» **EXERCISE GOAL**:
Find the lines below that contain the string "Pressure". Copy each one.

» **EXERCISE DATA**:
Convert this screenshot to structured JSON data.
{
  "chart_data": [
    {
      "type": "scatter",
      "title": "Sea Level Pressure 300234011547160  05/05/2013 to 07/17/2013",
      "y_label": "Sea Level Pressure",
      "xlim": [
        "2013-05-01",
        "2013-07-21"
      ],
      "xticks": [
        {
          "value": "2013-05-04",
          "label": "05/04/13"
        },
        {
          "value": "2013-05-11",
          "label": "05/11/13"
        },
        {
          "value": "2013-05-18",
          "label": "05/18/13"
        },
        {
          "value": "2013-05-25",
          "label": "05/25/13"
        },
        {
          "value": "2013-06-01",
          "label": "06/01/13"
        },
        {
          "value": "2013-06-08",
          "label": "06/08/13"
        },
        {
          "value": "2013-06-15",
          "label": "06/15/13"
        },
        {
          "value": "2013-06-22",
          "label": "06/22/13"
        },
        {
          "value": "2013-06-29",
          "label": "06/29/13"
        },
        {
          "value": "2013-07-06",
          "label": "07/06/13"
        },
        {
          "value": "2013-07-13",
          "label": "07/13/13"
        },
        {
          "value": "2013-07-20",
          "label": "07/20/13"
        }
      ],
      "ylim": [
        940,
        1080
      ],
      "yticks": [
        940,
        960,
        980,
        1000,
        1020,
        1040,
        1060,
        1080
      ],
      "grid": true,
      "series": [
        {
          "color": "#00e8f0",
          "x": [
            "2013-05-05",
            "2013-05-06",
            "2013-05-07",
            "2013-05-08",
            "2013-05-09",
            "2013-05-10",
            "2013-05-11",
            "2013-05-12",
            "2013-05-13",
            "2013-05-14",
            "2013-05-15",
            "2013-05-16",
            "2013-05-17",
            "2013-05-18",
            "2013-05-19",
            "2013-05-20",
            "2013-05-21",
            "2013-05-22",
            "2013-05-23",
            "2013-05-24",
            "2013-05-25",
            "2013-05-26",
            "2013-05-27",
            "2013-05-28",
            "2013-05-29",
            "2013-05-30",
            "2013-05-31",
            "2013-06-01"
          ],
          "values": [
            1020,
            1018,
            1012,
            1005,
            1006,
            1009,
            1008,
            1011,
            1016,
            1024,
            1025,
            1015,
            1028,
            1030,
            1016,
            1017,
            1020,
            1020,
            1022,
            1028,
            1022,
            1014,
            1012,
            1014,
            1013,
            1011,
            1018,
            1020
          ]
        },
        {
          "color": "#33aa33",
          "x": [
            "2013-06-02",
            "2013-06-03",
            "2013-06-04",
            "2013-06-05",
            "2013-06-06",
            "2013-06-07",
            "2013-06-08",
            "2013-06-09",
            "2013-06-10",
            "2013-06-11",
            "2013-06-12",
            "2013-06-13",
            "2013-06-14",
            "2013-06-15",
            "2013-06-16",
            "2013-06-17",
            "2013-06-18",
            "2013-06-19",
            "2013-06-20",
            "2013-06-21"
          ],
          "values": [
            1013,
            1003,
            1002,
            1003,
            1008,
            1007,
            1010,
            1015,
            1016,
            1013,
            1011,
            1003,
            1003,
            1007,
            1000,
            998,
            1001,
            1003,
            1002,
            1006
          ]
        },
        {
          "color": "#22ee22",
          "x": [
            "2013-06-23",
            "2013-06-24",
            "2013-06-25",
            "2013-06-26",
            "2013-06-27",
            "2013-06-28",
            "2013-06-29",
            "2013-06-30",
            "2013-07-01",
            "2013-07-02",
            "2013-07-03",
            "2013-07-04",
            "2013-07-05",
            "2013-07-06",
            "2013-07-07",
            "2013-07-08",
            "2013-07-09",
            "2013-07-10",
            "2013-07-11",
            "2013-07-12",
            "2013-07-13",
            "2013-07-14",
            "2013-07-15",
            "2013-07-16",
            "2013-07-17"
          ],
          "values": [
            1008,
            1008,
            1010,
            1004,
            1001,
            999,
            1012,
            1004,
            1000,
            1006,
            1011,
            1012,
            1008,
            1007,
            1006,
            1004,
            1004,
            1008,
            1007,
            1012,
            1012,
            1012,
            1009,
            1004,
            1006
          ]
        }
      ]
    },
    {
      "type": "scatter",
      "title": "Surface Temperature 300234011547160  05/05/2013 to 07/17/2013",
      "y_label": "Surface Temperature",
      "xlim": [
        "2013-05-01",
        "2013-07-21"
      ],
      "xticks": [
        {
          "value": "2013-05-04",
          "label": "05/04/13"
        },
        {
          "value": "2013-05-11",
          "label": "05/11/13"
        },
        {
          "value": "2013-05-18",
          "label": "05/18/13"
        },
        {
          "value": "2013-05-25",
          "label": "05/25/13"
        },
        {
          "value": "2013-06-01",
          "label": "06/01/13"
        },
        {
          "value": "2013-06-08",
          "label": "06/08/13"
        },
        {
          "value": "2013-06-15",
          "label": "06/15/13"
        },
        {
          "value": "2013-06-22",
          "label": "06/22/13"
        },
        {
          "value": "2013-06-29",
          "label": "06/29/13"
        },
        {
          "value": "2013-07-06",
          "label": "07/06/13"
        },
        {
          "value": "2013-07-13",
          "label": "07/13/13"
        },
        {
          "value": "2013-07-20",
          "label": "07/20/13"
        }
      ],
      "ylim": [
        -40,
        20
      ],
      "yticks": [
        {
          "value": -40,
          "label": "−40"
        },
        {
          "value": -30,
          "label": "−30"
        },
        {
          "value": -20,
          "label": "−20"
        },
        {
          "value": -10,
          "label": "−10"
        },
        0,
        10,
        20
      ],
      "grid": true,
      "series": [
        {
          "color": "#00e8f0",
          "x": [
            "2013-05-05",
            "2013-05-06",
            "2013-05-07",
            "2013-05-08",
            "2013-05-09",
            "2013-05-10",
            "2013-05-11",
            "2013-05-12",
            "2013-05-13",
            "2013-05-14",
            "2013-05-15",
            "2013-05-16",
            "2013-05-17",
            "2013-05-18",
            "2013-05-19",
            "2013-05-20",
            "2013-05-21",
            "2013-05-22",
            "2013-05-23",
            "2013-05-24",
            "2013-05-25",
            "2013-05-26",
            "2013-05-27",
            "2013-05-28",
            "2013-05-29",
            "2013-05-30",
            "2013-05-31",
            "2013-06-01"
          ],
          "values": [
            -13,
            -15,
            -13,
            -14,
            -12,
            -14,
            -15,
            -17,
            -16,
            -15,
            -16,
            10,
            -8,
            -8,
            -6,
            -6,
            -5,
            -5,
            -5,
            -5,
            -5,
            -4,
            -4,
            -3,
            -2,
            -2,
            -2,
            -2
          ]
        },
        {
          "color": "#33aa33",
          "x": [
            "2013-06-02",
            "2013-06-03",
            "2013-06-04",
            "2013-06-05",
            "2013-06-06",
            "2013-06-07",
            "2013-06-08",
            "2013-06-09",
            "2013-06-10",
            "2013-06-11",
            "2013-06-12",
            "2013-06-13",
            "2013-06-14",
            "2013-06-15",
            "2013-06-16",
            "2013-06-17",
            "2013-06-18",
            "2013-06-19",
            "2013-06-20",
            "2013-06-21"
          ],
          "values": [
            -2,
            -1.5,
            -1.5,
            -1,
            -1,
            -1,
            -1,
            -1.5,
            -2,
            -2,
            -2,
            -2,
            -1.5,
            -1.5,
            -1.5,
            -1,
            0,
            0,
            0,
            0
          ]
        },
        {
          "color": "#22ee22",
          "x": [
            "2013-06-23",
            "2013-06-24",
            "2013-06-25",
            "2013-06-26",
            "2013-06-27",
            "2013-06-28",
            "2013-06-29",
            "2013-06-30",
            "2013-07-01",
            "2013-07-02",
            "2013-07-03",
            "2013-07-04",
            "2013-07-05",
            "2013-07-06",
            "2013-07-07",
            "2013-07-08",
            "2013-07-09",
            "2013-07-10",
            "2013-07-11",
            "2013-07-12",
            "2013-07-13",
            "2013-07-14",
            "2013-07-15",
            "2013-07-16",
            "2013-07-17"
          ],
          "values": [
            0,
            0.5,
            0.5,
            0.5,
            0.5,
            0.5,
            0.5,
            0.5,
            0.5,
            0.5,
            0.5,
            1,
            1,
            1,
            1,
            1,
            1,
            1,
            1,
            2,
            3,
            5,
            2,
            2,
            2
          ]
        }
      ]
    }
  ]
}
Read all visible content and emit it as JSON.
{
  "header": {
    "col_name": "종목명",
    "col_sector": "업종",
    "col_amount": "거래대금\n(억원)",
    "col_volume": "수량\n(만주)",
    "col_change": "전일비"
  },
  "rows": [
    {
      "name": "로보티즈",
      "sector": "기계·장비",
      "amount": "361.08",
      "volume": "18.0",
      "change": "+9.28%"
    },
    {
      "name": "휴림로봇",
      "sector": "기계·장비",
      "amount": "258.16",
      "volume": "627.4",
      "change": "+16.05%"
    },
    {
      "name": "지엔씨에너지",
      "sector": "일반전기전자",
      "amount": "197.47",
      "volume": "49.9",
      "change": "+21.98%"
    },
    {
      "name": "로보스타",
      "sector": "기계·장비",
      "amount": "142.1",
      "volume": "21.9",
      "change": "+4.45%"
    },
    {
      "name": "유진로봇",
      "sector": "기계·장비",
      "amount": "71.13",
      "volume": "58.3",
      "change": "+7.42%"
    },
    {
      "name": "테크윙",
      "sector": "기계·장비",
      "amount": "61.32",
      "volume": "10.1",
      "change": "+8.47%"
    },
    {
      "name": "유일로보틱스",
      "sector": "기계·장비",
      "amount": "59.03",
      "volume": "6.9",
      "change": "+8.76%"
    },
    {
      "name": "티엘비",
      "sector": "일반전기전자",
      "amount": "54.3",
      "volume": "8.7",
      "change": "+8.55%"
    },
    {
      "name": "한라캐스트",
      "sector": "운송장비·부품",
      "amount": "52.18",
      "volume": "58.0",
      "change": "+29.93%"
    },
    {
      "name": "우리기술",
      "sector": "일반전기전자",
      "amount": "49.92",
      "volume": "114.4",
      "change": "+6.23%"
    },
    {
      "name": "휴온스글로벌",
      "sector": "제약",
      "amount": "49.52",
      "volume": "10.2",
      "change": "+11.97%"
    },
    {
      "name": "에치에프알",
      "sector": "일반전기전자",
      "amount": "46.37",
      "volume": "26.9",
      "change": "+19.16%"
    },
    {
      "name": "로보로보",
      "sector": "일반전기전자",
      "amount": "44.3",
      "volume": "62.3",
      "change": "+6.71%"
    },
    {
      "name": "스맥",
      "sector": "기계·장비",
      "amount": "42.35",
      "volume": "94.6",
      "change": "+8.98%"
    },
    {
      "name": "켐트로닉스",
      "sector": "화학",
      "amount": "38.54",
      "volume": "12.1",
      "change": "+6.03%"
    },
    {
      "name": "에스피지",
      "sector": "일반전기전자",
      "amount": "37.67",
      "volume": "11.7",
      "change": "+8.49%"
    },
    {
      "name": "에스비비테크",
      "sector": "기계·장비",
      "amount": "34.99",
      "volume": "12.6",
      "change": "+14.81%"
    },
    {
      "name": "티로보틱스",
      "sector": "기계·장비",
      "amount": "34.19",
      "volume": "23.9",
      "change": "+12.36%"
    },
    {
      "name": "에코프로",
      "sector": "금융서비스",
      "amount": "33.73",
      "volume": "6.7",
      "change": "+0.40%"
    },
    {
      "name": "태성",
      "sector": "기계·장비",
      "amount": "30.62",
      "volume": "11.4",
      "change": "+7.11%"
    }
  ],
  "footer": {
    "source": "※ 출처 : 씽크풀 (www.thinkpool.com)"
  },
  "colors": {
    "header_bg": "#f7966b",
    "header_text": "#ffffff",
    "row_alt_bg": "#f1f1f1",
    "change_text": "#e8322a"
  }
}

» **RIGHT ANSWER**:
      "title": "Sea Level Pressure 300234011547160  05/05/2013 to 07/17/2013",
      "y_label": "Sea Level Pressure",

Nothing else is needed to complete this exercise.